TASK DESCRIPTION: Below is a block of records; repeat each one exactly.

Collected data
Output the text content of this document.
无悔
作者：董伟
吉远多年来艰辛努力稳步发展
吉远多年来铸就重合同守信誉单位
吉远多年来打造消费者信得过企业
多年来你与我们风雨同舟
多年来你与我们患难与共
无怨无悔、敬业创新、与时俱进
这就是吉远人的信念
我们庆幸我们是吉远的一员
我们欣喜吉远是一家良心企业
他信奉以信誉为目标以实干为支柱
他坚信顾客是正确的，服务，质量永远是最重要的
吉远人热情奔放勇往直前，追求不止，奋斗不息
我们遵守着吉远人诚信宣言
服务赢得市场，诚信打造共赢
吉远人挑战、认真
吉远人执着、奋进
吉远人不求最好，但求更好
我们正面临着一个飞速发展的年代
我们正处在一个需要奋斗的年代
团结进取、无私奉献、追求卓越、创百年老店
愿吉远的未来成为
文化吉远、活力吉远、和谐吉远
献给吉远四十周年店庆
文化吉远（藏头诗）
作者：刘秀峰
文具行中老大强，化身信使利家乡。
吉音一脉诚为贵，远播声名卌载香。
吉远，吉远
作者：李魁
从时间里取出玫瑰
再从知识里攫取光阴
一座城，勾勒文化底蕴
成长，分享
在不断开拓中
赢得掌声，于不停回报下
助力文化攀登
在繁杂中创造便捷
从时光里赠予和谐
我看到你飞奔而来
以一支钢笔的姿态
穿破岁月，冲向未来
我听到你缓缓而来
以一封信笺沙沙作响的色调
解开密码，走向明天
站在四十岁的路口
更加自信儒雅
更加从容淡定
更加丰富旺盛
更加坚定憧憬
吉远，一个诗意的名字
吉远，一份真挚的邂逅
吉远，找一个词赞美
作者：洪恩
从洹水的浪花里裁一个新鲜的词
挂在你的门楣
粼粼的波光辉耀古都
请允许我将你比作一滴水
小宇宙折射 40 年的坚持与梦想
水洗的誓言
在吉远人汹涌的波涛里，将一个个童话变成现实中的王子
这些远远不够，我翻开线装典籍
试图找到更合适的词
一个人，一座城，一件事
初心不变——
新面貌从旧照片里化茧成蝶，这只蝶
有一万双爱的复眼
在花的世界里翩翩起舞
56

FINAL RESULT:
Output the text content of this document.
无悔
作者：董伟
吉远多年来艰辛努力稳步发展
吉远多年来铸就重合同守信誉单位
吉远多年来打造消费者信得过企业
多年来你与我们风雨同舟
多年来你与我们患难与共
无怨无悔、敬业创新、与时俱进
这就是吉远人的信念
我们庆幸我们是吉远的一员
我们欣喜吉远是一家良心企业
他信奉以信誉为目标以实干为支柱
他坚信顾客是正确的，服务，质量永远是最重要的
吉远人热情奔放勇往直前，追求不止，奋斗不息
我们遵守着吉远人诚信宣言
服务赢得市场，诚信打造共赢
吉远人挑战、认真
吉远人执着、奋进
吉远人不求最好，但求更好
我们正面临着一个飞速发展的年代
我们正处在一个需要奋斗的年代
团结进取、无私奉献、追求卓越、创百年老店
愿吉远的未来成为
文化吉远、活力吉远、和谐吉远
献给吉远四十周年店庆
文化吉远（藏头诗）
作者：刘秀峰
文具行中老大强，化身信使利家乡。
吉音一脉诚为贵，远播声名卌载香。
吉远，吉远
作者：李魁
从时间里取出玫瑰
再从知识里攫取光阴
一座城，勾勒文化底蕴
成长，分享
在不断开拓中
赢得掌声，于不停回报下
助力文化攀登
在繁杂中创造便捷
从时光里赠予和谐
我看到你飞奔而来
以一支钢笔的姿态
穿破岁月，冲向未来
我听到你缓缓而来
以一封信笺沙沙作响的色调
解开密码，走向明天
站在四十岁的路口
更加自信儒雅
更加从容淡定
更加丰富旺盛
更加坚定憧憬
吉远，一个诗意的名字
吉远，一份真挚的邂逅
吉远，找一个词赞美
作者：洪恩
从洹水的浪花里裁一个新鲜的词
挂在你的门楣
粼粼的波光辉耀古都
请允许我将你比作一滴水
小宇宙折射 40 年的坚持与梦想
水洗的誓言
在吉远人汹涌的波涛里，将一个个童话变成现实中的王子
这些远远不够，我翻开线装典籍
试图找到更合适的词
一个人，一座城，一件事
初心不变——
新面貌从旧照片里化茧成蝶，这只蝶
有一万双爱的复眼
在花的世界里翩翩起舞
56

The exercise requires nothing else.